--- Start ---
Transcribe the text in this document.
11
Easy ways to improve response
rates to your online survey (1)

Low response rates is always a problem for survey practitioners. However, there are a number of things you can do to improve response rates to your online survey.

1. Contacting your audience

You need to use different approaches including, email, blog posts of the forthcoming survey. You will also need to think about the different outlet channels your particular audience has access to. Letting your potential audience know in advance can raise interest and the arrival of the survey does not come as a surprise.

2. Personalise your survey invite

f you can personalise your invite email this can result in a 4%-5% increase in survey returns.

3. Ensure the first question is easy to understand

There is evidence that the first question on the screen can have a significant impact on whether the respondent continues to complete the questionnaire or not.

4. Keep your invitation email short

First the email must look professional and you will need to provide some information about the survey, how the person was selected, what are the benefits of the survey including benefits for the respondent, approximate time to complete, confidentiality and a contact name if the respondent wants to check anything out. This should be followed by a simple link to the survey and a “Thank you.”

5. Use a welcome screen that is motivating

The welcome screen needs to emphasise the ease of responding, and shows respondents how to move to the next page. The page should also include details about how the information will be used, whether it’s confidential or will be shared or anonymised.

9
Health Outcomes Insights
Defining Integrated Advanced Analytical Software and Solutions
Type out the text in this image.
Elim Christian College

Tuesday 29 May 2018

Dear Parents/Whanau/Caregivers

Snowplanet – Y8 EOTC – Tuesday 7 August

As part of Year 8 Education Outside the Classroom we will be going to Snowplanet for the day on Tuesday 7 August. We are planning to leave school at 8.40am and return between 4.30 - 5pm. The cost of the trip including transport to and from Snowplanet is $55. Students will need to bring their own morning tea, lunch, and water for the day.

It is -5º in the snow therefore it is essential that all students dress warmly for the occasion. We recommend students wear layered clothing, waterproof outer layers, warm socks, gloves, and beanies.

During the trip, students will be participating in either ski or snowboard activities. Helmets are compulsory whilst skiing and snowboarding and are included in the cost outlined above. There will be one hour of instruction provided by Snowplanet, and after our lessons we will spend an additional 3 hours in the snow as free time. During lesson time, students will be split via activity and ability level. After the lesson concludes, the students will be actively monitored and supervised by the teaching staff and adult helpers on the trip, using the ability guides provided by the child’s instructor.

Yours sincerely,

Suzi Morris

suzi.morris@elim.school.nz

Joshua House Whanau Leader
--- End ---
Output the listing above without altering a single character.

**Task solution**
Transcribe the text in this document.
11
Easy ways to improve response
rates to your online survey (1)

Low response rates is always a problem for survey practitioners. However, there are a number of things you can do to improve response rates to your online survey.

1. Contacting your audience

You need to use different approaches including, email, blog posts of the forthcoming survey. You will also need to think about the different outlet channels your particular audience has access to. Letting your potential audience know in advance can raise interest and the arrival of the survey does not come as a surprise.

2. Personalise your survey invite

f you can personalise your invite email this can result in a 4%-5% increase in survey returns.

3. Ensure the first question is easy to understand

There is evidence that the first question on the screen can have a significant impact on whether the respondent continues to complete the questionnaire or not.

4. Keep your invitation email short

First the email must look professional and you will need to provide some information about the survey, how the person was selected, what are the benefits of the survey including benefits for the respondent, approximate time to complete, confidentiality and a contact name if the respondent wants to check anything out. This should be followed by a simple link to the survey and a “Thank you.”

5. Use a welcome screen that is motivating

The welcome screen needs to emphasise the ease of responding, and shows respondents how to move to the next page. The page should also include details about how the information will be used, whether it’s confidential or will be shared or anonymised.

9
Health Outcomes Insights
Defining Integrated Advanced Analytical Software and Solutions
Type out the text in this image.
Elim Christian College

Tuesday 29 May 2018

Dear Parents/Whanau/Caregivers

Snowplanet – Y8 EOTC – Tuesday 7 August

As part of Year 8 Education Outside the Classroom we will be going to Snowplanet for the day on Tuesday 7 August. We are planning to leave school at 8.40am and return between 4.30 - 5pm. The cost of the trip including transport to and from Snowplanet is $55. Students will need to bring their own morning tea, lunch, and water for the day.

It is -5º in the snow therefore it is essential that all students dress warmly for the occasion. We recommend students wear layered clothing, waterproof outer layers, warm socks, gloves, and beanies.

During the trip, students will be participating in either ski or snowboard activities. Helmets are compulsory whilst skiing and snowboarding and are included in the cost outlined above. There will be one hour of instruction provided by Snowplanet, and after our lessons we will spend an additional 3 hours in the snow as free time. During lesson time, students will be split via activity and ability level. After the lesson concludes, the students will be actively monitored and supervised by the teaching staff and adult helpers on the trip, using the ability guides provided by the child’s instructor.

Yours sincerely,

Suzi Morris

suzi.morris@elim.school.nz

Joshua House Whanau Leader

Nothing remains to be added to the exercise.